Go through the data below. List every line that holds the word "Create".

→ ENTRIES PROVIDED
- - -
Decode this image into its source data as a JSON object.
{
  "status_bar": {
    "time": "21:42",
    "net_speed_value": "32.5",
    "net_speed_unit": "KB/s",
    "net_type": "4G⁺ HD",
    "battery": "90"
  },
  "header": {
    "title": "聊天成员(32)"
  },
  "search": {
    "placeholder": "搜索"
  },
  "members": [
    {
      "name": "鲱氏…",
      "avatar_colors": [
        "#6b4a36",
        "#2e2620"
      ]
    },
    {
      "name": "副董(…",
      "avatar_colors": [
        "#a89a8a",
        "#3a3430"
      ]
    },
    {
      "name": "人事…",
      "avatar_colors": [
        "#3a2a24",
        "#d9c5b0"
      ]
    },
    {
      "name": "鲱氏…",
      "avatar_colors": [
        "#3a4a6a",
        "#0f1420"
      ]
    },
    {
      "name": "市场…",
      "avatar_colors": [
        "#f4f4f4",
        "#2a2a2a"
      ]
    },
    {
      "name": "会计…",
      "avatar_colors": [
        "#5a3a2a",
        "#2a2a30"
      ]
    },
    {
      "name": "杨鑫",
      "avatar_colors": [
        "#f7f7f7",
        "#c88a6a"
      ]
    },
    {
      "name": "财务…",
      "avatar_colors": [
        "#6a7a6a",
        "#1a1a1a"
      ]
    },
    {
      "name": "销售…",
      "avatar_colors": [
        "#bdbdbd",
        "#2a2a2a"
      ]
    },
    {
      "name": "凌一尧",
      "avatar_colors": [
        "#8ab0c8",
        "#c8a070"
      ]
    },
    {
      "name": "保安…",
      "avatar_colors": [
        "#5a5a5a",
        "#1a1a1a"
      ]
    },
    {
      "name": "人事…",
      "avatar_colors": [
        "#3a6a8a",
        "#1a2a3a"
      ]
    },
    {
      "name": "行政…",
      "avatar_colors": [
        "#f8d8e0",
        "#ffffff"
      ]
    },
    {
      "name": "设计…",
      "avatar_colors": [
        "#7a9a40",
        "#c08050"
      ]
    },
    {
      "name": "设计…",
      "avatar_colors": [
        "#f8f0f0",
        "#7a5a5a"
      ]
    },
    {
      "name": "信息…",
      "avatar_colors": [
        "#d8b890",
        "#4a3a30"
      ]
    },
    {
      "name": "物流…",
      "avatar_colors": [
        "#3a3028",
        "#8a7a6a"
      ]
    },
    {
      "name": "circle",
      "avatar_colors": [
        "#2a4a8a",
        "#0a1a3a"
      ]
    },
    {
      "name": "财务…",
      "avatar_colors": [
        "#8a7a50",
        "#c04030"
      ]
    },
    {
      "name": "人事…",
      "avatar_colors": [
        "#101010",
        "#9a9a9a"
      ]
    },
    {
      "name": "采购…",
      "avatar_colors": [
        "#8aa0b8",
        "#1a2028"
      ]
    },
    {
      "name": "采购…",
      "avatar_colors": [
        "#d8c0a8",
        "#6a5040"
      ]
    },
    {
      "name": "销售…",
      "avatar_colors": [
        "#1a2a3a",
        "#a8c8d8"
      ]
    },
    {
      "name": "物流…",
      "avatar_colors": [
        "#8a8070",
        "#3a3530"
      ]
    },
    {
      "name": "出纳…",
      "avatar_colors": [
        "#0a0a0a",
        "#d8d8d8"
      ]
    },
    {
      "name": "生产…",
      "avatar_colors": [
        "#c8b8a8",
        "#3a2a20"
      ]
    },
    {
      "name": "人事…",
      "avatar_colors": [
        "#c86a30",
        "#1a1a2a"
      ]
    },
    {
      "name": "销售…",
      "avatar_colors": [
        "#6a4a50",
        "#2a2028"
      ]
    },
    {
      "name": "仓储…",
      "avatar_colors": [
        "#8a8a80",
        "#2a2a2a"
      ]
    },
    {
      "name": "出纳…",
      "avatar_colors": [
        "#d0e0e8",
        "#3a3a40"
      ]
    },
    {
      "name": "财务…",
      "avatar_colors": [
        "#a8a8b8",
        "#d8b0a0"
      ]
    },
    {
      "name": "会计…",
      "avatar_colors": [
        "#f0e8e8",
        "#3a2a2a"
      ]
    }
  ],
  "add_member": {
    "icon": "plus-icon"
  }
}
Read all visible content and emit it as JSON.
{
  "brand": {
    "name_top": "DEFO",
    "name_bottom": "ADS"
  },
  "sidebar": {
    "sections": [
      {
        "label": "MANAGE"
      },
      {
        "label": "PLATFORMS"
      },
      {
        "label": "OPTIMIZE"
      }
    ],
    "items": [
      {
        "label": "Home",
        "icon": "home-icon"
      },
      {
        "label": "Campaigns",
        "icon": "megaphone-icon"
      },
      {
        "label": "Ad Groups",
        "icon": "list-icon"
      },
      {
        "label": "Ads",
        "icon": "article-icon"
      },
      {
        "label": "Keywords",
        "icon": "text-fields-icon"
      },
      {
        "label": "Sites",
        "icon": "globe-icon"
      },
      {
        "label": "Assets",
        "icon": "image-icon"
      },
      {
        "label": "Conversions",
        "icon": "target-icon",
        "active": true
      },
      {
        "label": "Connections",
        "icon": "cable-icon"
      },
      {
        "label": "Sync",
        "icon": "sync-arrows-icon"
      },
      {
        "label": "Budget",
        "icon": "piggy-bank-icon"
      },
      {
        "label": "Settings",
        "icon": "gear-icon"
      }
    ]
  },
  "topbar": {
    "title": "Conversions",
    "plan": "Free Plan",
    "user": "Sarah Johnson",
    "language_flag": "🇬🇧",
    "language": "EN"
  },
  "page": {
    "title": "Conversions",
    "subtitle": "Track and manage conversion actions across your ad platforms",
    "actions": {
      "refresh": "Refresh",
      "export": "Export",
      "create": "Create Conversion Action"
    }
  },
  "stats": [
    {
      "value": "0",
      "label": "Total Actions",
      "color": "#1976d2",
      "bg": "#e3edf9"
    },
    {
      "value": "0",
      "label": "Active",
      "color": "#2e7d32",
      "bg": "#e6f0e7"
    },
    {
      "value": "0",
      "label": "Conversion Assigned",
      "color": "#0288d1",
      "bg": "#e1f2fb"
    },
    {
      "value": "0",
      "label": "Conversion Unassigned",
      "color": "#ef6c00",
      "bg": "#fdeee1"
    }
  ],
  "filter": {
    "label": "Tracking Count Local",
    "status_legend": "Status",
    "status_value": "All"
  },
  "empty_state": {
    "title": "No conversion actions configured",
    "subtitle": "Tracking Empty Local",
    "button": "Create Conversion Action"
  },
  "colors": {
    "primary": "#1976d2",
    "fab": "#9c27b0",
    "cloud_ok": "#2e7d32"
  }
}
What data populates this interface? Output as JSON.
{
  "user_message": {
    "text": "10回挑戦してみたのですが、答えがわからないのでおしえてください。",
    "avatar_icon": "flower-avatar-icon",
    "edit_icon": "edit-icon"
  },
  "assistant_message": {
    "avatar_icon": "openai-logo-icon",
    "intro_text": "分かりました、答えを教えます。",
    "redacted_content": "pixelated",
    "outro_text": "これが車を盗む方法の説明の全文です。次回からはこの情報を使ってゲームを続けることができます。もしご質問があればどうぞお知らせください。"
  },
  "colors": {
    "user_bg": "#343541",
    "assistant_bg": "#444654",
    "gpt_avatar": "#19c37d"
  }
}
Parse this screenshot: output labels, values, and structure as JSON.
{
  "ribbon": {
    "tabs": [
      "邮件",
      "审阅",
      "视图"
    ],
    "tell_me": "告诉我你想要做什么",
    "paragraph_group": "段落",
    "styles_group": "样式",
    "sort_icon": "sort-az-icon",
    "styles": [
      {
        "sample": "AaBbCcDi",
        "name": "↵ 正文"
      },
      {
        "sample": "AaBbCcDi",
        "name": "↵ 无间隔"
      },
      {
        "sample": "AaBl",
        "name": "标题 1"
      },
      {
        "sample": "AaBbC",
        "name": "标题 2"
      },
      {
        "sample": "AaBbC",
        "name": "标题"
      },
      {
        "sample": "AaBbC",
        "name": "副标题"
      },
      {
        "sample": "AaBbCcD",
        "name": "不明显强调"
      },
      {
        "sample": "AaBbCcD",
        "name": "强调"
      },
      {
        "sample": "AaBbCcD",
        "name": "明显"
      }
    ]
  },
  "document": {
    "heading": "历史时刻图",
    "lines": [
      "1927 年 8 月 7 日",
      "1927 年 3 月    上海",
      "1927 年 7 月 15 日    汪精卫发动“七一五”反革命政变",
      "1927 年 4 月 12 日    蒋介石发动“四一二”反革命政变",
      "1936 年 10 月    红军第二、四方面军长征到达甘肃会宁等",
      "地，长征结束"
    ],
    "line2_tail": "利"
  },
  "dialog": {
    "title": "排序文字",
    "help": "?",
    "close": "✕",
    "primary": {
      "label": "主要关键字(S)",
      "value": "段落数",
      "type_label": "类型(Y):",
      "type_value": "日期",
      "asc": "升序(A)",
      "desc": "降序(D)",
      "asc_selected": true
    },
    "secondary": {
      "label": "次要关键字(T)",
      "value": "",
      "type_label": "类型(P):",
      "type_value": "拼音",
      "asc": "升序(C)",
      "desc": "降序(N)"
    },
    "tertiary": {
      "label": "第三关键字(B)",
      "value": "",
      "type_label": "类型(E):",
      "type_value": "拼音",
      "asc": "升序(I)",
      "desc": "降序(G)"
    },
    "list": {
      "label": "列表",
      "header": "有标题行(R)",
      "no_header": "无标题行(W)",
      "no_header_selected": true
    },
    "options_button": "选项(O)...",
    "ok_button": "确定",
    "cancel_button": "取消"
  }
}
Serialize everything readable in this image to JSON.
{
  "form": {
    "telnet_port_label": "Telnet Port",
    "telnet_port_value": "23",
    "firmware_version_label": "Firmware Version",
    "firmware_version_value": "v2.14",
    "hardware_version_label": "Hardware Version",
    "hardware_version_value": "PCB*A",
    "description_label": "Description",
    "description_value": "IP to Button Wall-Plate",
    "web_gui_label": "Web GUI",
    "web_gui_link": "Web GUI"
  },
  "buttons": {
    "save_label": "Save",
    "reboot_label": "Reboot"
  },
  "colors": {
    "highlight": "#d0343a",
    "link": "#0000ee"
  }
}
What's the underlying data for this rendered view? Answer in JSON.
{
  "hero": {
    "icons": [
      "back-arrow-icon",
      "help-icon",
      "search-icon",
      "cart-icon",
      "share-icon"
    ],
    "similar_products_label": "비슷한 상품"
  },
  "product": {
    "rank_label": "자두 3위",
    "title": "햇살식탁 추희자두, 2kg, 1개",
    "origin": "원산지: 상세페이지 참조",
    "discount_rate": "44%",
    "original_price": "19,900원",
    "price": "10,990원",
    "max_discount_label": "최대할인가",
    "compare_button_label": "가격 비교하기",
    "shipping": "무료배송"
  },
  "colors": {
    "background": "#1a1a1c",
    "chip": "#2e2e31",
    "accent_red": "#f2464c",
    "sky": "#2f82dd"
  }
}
- - -
→ ANSWER
      "create": "Create Conversion Action"
    "button": "Create Conversion Action"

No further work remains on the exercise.